Tasks:
A. Answer these questions from the iPad review:
(i) How much does the keyboard dock accessory cost?
(ii) Which two iPhone apps did the reviewer demo on the iPad?
(iii) How many days remain before the iPad ships?
B. Please extract the passage of the iPad review starting at "Clearly, this an" and ending at "on the iPad.".

Source document:
• • • •
Touch keyboard disappoints
Like the rest of the OS, the touch keyboard is a larger version of the iPhone’s. But unlike on the iPhone, the keyboard has no letter magnification when you press a key, and I found I missed this visual cue immensely. And unsurprisingly, it lacks haptic feedback (part of Android phones). You get no physical or visual feedback when you press a key and that’s frustrating if you’re trying to pound out a long e-mail. The experience, oddly, is akin to typing on the native Android OS’ touch keyboard.
Using the keyboard in vertical mode, my small hands had difficulty maneuvering around the keyboard–my thumbs couldn’t stretch across the whole device to reach the keys. Horizontal mode felt much more natural, but as a touch-typist, I still made more errors than I would with a physical keyboard.
Apple will be offering a keyboard dock accessory, which gives you an actual physical keyboard to work with ($69). You can also place it in the iPad Case ($39), which allows you to angle it slightly. This feels much more comfortable than just laying the tablet flat and typing. Both of these items are sold separately, though.
iPhone apps don’t fly on iPad
One of the big concerns among developers and users before the iPad’s announcement was whether iPhone apps would work on the device. Thankfully, they do, but the experience isn’t exactly ideal. You can either view an iPhone app as a small window or doubled to fill the display. I demoed the Assassin’s Creed and Oregon Trail apps, and was put off by the obvious pixelation. Text in Facebook looked fuzzy, too.
Clearly, this an interim fix until actual apps are developed for the iPad. And I expect many app makers will create versions optimized for iPad. I see a lot of gaming potential for the iPad, but cool 3D graphics game like Assassins Creed just doesn’t work on the iPad.
Luckily, the iPad isn’t shipping for another 60 days, so hopefully more content will be developed by then. And who knows? Some of the issues I’ve noticed on this demo unit may be fixed by then.
Right now, I’m not sold on either the hardware or the software. But excellent, optimized content might change my opinion.
• • • •
Source data:
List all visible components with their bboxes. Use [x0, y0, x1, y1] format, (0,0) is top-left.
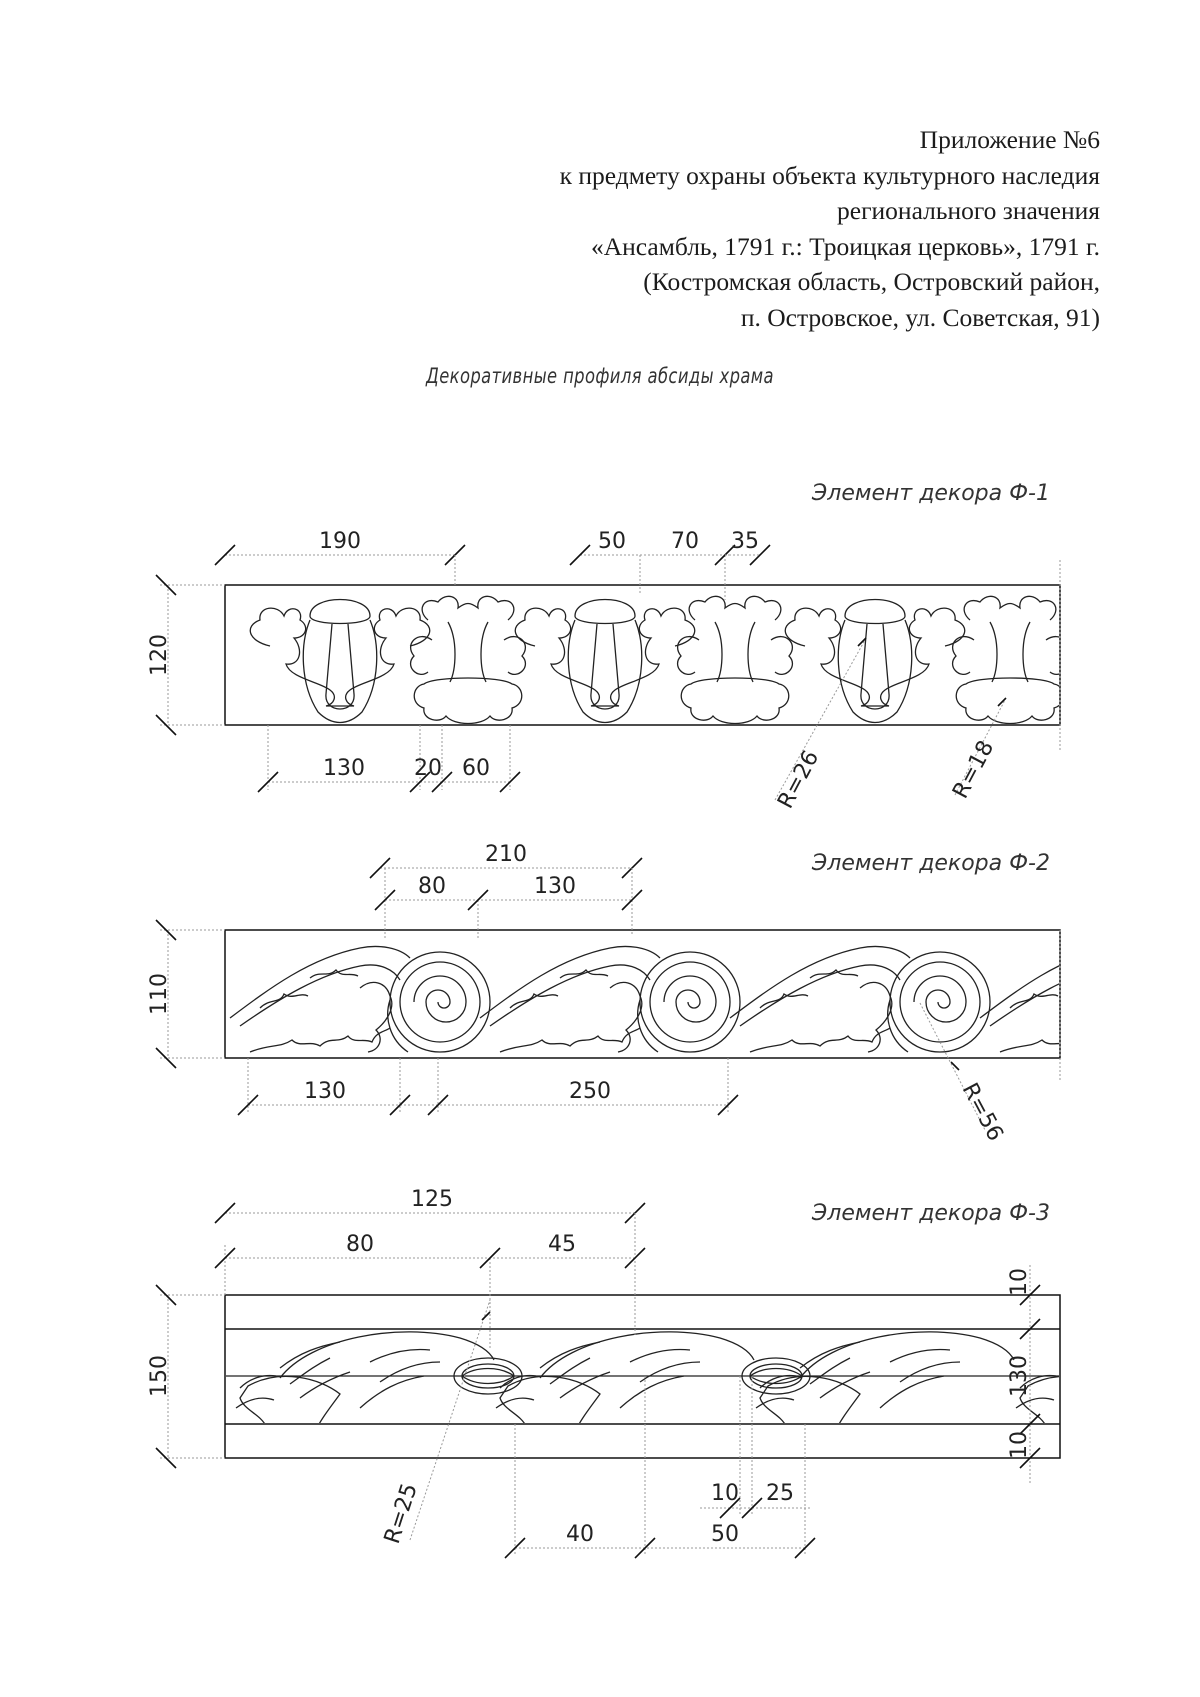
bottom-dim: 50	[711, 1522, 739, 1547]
• • • •
Full answers:
A.
(i) $69
(ii) Assassin's Creed and Oregon Trail
(iii) 60 days

B.
Clearly, this an interim fix until actual apps are developed for the iPad. And I expect many app makers will create versions optimized for iPad. I see a lot of gaming potential for the iPad, but cool 3D graphics game like Assassins Creed just doesn’t work on the iPad.